STATED TASK → Return all lines with the word "Create" in them.

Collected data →
##############################

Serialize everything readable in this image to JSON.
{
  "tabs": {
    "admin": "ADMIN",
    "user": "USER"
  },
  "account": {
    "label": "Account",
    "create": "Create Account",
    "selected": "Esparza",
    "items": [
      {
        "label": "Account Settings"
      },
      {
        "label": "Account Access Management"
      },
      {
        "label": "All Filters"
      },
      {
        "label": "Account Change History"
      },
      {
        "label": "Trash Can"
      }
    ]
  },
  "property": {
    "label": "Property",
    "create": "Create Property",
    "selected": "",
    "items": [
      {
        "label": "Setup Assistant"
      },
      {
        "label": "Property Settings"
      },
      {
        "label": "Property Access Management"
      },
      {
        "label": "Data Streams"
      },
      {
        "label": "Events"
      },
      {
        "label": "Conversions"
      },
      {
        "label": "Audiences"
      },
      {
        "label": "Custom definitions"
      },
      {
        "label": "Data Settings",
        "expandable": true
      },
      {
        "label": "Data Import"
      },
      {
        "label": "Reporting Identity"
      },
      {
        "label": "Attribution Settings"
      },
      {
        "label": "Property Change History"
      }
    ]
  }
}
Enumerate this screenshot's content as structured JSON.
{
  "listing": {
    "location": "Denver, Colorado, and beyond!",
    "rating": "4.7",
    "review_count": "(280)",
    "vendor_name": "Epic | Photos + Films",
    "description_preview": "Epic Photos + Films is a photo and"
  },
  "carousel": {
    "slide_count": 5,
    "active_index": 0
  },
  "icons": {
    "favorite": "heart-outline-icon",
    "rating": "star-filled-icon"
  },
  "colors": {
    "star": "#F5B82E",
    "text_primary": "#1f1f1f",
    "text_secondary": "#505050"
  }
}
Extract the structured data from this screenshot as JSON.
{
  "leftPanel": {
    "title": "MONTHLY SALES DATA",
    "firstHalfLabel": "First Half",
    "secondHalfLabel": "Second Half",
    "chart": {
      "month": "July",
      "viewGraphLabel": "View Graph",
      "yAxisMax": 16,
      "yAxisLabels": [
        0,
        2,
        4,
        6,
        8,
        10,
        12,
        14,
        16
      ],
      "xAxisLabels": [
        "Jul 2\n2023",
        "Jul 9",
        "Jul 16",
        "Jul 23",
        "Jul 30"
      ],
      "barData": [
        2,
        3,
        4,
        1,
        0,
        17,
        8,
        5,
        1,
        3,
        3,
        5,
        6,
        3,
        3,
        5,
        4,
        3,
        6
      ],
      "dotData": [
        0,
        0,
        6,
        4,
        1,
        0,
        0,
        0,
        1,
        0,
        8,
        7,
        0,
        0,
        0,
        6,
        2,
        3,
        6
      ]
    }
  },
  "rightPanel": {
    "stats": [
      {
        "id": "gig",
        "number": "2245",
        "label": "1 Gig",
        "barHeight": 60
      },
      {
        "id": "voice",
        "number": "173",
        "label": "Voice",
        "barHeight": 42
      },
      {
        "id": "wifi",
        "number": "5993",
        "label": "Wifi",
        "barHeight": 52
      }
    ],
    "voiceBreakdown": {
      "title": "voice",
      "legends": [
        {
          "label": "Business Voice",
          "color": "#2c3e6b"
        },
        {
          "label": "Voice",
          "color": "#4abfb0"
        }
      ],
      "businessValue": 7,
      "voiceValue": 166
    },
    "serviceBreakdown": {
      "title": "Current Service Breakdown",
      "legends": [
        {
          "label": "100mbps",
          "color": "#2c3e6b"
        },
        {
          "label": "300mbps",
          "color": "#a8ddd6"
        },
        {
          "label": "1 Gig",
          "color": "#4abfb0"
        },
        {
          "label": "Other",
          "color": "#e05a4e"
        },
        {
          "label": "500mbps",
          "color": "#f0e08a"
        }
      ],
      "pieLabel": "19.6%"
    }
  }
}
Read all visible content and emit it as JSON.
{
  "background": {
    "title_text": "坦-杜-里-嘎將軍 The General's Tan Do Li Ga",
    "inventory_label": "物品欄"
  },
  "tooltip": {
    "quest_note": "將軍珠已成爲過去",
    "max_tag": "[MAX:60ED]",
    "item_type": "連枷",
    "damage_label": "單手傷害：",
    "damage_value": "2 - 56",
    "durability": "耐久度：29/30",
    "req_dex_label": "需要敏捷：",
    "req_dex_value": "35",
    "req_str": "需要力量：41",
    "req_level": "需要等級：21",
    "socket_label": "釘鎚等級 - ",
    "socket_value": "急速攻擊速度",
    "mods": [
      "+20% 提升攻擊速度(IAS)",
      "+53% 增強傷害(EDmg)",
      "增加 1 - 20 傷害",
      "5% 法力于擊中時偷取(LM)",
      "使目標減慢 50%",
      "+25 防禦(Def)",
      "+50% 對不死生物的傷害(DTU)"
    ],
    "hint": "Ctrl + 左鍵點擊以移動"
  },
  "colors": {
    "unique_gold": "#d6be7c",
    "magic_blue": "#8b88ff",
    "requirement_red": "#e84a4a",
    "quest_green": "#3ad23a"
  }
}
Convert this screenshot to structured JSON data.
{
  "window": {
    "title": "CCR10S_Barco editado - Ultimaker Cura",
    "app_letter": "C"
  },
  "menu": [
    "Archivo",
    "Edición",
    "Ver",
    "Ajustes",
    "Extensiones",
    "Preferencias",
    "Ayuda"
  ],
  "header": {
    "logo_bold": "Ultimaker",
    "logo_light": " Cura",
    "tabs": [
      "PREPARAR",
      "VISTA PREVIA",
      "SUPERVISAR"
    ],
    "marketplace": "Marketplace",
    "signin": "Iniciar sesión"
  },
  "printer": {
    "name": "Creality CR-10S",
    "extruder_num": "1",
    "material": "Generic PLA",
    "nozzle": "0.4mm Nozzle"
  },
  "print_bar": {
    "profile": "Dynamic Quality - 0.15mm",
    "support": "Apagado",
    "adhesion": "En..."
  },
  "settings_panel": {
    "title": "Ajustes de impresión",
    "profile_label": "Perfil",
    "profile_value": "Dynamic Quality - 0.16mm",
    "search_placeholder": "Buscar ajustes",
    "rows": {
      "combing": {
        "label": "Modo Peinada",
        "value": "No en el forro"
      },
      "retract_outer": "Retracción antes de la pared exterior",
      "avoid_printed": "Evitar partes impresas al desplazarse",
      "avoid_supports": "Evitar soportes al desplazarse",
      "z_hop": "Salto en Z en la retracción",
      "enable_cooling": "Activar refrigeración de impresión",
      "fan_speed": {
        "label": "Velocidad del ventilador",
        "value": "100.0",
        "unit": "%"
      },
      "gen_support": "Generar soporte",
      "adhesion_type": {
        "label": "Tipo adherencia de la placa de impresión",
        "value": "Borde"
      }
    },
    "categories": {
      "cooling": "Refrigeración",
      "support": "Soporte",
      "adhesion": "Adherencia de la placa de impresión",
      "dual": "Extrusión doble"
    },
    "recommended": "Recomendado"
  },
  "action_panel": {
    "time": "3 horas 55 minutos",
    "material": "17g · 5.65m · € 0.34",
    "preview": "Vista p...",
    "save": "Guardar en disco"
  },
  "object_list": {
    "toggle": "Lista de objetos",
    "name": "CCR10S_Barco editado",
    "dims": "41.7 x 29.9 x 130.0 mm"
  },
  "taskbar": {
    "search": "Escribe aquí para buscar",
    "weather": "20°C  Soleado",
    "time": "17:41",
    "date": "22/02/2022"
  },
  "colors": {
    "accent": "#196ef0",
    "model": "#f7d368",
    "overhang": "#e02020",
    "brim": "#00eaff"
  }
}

##############################

RIGHT ANSWER →
    "create": "Create Account",
    "create": "Create Property",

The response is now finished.